● **Recorded information**:

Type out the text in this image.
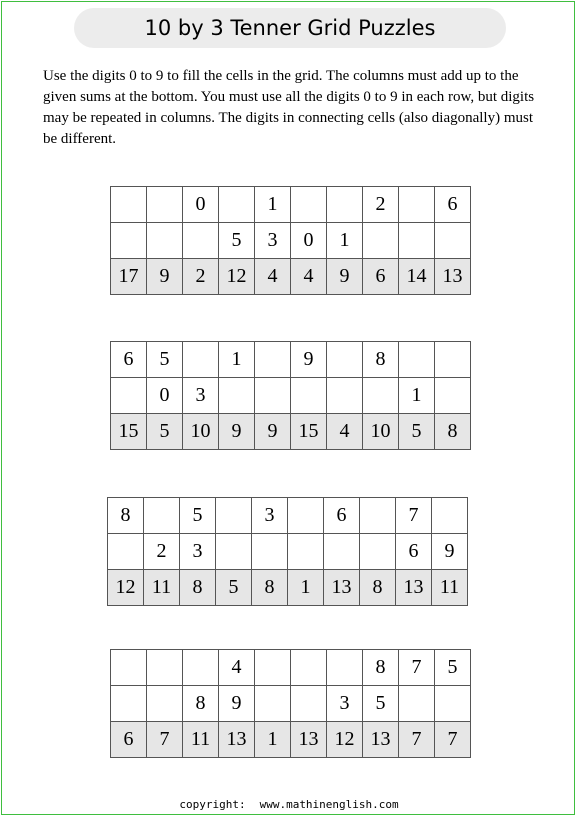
10 by 3 Tenner Grid Puzzles
Use the digits 0 to 9 to fill the cells in the grid. The columns must add up to the given sums at the bottom. You must use all the digits 0 to 9 in each row, but digits may be repeated in columns. The digits in connecting cells (also diagonally) must be different.
		0		1			2		6
			5	3	0	1			
17	9	2	12	4	4	9	6	14	13
6	5		1		9		8		
	0	3						1	
15	5	10	9	9	15	4	10	5	8
8		5		3		6		7	
	2	3						6	9
12	11	8	5	8	1	13	8	13	11
			4				8	7	5
		8	9			3	5		
6	7	11	13	1	13	12	13	7	7
copyright: www.mathinenglish.com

● **Aim of the task**: Where an entry includes an image, skip the image and return everything else exactly.

● **The completed task**:
Type out the text in this image.
10 by 3 Tenner Grid Puzzles
Use the digits 0 to 9 to fill the cells in the grid. The columns must add up to the given sums at the bottom. You must use all the digits 0 to 9 in each row, but digits may be repeated in columns. The digits in connecting cells (also diagonally) must be different.
		0		1			2		6
			5	3	0	1			
17	9	2	12	4	4	9	6	14	13
6	5		1		9		8		
	0	3						1	
15	5	10	9	9	15	4	10	5	8
8		5		3		6		7	
	2	3						6	9
12	11	8	5	8	1	13	8	13	11
			4				8	7	5
		8	9			3	5		
6	7	11	13	1	13	12	13	7	7
copyright: www.mathinenglish.com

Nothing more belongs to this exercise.